What you will do: Pictures aside, write out every record exactly as it appears.

Stored records:
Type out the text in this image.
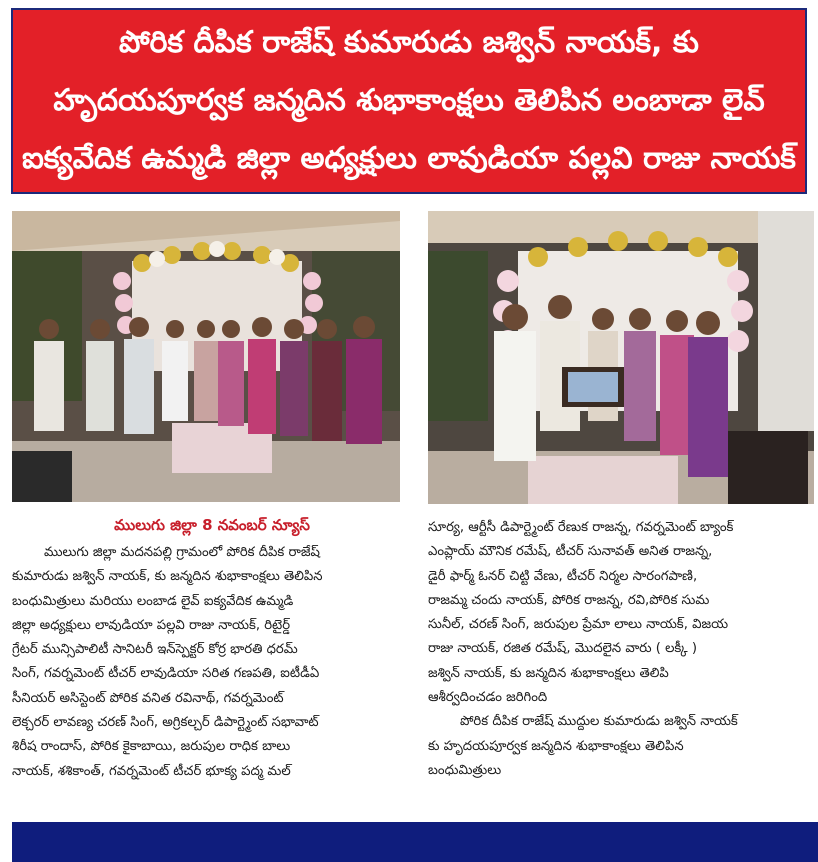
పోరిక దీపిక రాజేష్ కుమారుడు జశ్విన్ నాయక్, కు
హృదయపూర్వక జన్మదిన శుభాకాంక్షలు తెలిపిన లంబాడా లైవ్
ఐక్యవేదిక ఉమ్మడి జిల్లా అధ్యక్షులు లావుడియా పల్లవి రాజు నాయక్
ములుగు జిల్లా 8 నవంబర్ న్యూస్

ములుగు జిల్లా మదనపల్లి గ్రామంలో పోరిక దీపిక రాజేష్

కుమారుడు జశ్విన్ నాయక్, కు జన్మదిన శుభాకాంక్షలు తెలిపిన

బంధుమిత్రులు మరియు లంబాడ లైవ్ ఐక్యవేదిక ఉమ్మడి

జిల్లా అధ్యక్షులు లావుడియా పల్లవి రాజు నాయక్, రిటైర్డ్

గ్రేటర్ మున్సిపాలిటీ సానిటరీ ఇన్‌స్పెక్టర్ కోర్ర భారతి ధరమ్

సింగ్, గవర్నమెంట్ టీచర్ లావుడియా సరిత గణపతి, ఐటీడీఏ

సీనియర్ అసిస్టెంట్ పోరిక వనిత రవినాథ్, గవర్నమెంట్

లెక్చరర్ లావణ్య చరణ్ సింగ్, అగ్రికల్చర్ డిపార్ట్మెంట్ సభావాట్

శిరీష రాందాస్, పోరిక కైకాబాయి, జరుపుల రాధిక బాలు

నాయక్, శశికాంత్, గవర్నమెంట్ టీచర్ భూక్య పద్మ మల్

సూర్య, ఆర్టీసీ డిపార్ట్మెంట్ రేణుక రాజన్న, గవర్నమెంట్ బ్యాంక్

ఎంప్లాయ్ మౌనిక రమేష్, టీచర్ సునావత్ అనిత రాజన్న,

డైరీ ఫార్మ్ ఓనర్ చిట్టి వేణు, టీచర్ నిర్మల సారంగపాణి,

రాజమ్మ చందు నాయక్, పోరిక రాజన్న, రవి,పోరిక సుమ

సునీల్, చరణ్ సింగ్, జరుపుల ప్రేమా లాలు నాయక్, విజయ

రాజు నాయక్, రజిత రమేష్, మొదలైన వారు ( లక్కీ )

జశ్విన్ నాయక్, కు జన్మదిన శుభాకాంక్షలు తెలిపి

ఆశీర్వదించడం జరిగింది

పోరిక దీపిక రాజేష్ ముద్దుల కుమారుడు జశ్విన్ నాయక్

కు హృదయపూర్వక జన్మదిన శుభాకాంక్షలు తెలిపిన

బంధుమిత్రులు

Problem solution:
Type out the text in this image.
పోరిక దీపిక రాజేష్ కుమారుడు జశ్విన్ నాయక్, కు
హృదయపూర్వక జన్మదిన శుభాకాంక్షలు తెలిపిన లంబాడా లైవ్
ఐక్యవేదిక ఉమ్మడి జిల్లా అధ్యక్షులు లావుడియా పల్లవి రాజు నాయక్
ములుగు జిల్లా 8 నవంబర్ న్యూస్

ములుగు జిల్లా మదనపల్లి గ్రామంలో పోరిక దీపిక రాజేష్

కుమారుడు జశ్విన్ నాయక్, కు జన్మదిన శుభాకాంక్షలు తెలిపిన

బంధుమిత్రులు మరియు లంబాడ లైవ్ ఐక్యవేదిక ఉమ్మడి

జిల్లా అధ్యక్షులు లావుడియా పల్లవి రాజు నాయక్, రిటైర్డ్

గ్రేటర్ మున్సిపాలిటీ సానిటరీ ఇన్‌స్పెక్టర్ కోర్ర భారతి ధరమ్

సింగ్, గవర్నమెంట్ టీచర్ లావుడియా సరిత గణపతి, ఐటీడీఏ

సీనియర్ అసిస్టెంట్ పోరిక వనిత రవినాథ్, గవర్నమెంట్

లెక్చరర్ లావణ్య చరణ్ సింగ్, అగ్రికల్చర్ డిపార్ట్మెంట్ సభావాట్

శిరీష రాందాస్, పోరిక కైకాబాయి, జరుపుల రాధిక బాలు

నాయక్, శశికాంత్, గవర్నమెంట్ టీచర్ భూక్య పద్మ మల్

సూర్య, ఆర్టీసీ డిపార్ట్మెంట్ రేణుక రాజన్న, గవర్నమెంట్ బ్యాంక్

ఎంప్లాయ్ మౌనిక రమేష్, టీచర్ సునావత్ అనిత రాజన్న,

డైరీ ఫార్మ్ ఓనర్ చిట్టి వేణు, టీచర్ నిర్మల సారంగపాణి,

రాజమ్మ చందు నాయక్, పోరిక రాజన్న, రవి,పోరిక సుమ

సునీల్, చరణ్ సింగ్, జరుపుల ప్రేమా లాలు నాయక్, విజయ

రాజు నాయక్, రజిత రమేష్, మొదలైన వారు ( లక్కీ )

జశ్విన్ నాయక్, కు జన్మదిన శుభాకాంక్షలు తెలిపి

ఆశీర్వదించడం జరిగింది

పోరిక దీపిక రాజేష్ ముద్దుల కుమారుడు జశ్విన్ నాయక్

కు హృదయపూర్వక జన్మదిన శుభాకాంక్షలు తెలిపిన

బంధుమిత్రులు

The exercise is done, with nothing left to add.